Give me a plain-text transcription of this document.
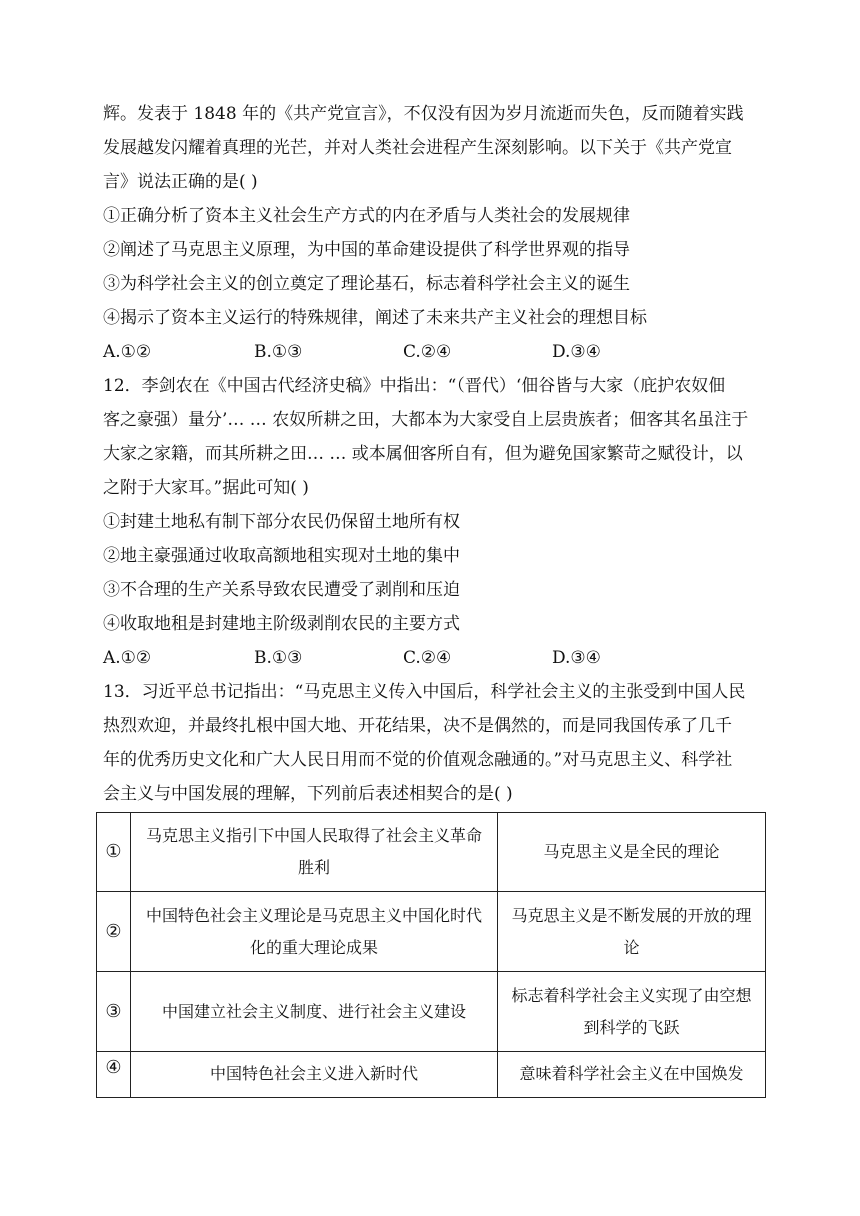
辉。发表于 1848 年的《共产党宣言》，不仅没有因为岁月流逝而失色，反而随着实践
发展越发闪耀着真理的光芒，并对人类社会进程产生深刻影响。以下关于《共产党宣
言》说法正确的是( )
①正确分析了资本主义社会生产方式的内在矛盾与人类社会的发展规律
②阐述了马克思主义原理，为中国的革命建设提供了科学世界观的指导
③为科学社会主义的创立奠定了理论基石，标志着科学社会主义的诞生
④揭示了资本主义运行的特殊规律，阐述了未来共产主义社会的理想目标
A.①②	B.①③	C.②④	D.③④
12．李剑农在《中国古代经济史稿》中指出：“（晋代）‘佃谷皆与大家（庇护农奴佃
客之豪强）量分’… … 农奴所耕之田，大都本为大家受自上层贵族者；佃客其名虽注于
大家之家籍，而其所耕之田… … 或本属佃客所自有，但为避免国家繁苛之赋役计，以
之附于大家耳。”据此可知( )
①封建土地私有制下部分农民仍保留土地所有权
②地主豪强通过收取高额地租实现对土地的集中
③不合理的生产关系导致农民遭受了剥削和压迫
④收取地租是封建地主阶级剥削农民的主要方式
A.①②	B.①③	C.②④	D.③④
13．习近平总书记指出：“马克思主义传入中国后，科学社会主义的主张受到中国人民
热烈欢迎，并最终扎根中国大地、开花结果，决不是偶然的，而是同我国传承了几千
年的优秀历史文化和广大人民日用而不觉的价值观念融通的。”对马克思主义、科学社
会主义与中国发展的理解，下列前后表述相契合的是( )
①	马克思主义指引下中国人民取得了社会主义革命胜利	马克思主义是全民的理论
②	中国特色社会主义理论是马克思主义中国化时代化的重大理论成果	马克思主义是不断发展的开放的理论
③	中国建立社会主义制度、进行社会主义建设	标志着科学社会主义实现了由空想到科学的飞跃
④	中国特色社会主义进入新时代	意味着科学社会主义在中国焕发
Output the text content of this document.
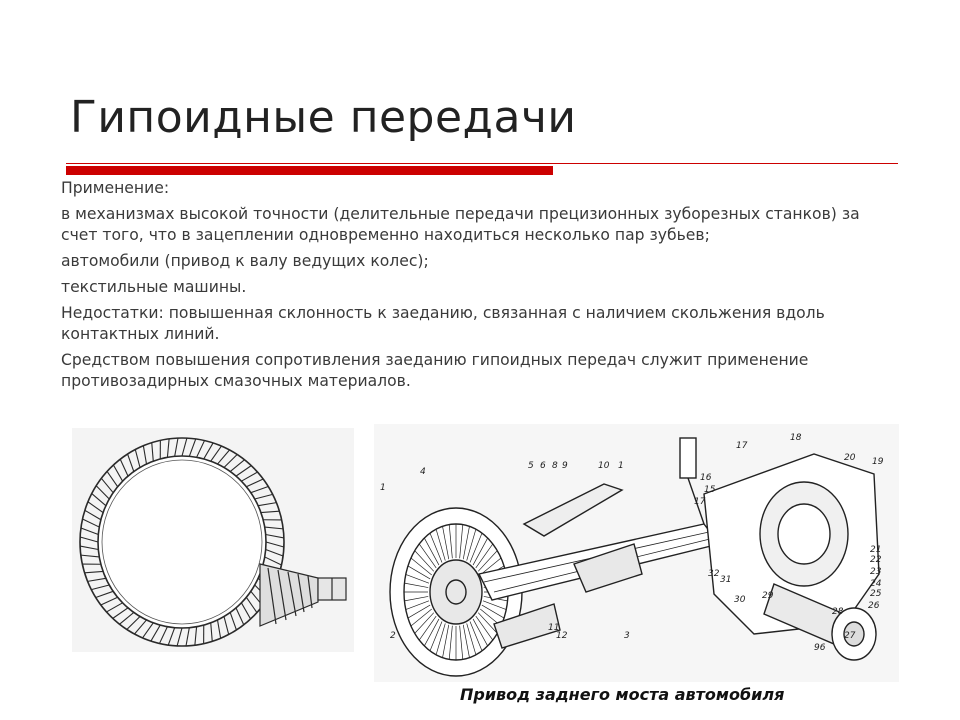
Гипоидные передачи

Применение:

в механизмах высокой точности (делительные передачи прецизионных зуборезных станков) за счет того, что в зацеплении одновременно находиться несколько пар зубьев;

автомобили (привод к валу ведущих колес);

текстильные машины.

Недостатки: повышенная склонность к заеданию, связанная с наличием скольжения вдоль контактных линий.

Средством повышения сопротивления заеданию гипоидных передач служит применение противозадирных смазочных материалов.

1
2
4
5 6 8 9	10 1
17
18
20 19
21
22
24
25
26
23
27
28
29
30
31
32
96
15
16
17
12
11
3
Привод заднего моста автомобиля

## What to do
Every entry above needs to be retyped exactly; drop the pictures.

## Correct output
Give me a plain-text transcription of this document.
辉。发表于 1848 年的《共产党宣言》，不仅没有因为岁月流逝而失色，反而随着实践
发展越发闪耀着真理的光芒，并对人类社会进程产生深刻影响。以下关于《共产党宣
言》说法正确的是( )
①正确分析了资本主义社会生产方式的内在矛盾与人类社会的发展规律
②阐述了马克思主义原理，为中国的革命建设提供了科学世界观的指导
③为科学社会主义的创立奠定了理论基石，标志着科学社会主义的诞生
④揭示了资本主义运行的特殊规律，阐述了未来共产主义社会的理想目标
A.①②	B.①③	C.②④	D.③④
12．李剑农在《中国古代经济史稿》中指出：“（晋代）‘佃谷皆与大家（庇护农奴佃
客之豪强）量分’… … 农奴所耕之田，大都本为大家受自上层贵族者；佃客其名虽注于
大家之家籍，而其所耕之田… … 或本属佃客所自有，但为避免国家繁苛之赋役计，以
之附于大家耳。”据此可知( )
①封建土地私有制下部分农民仍保留土地所有权
②地主豪强通过收取高额地租实现对土地的集中
③不合理的生产关系导致农民遭受了剥削和压迫
④收取地租是封建地主阶级剥削农民的主要方式
A.①②	B.①③	C.②④	D.③④
13．习近平总书记指出：“马克思主义传入中国后，科学社会主义的主张受到中国人民
热烈欢迎，并最终扎根中国大地、开花结果，决不是偶然的，而是同我国传承了几千
年的优秀历史文化和广大人民日用而不觉的价值观念融通的。”对马克思主义、科学社
会主义与中国发展的理解，下列前后表述相契合的是( )
①	马克思主义指引下中国人民取得了社会主义革命胜利	马克思主义是全民的理论
②	中国特色社会主义理论是马克思主义中国化时代化的重大理论成果	马克思主义是不断发展的开放的理论
③	中国建立社会主义制度、进行社会主义建设	标志着科学社会主义实现了由空想到科学的飞跃
④	中国特色社会主义进入新时代	意味着科学社会主义在中国焕发
Output the text content of this document.
Гипоидные передачи

Применение:

в механизмах высокой точности (делительные передачи прецизионных зуборезных станков) за счет того, что в зацеплении одновременно находиться несколько пар зубьев;

автомобили (привод к валу ведущих колес);

текстильные машины.

Недостатки: повышенная склонность к заеданию, связанная с наличием скольжения вдоль контактных линий.

Средством повышения сопротивления заеданию гипоидных передач служит применение противозадирных смазочных материалов.

1
2
4
5 6 8 9	10 1
17
18
20 19
21
22
24
25
26
23
27
28
29
30
31
32
96
15
16
17
12
11
3
Привод заднего моста автомобиля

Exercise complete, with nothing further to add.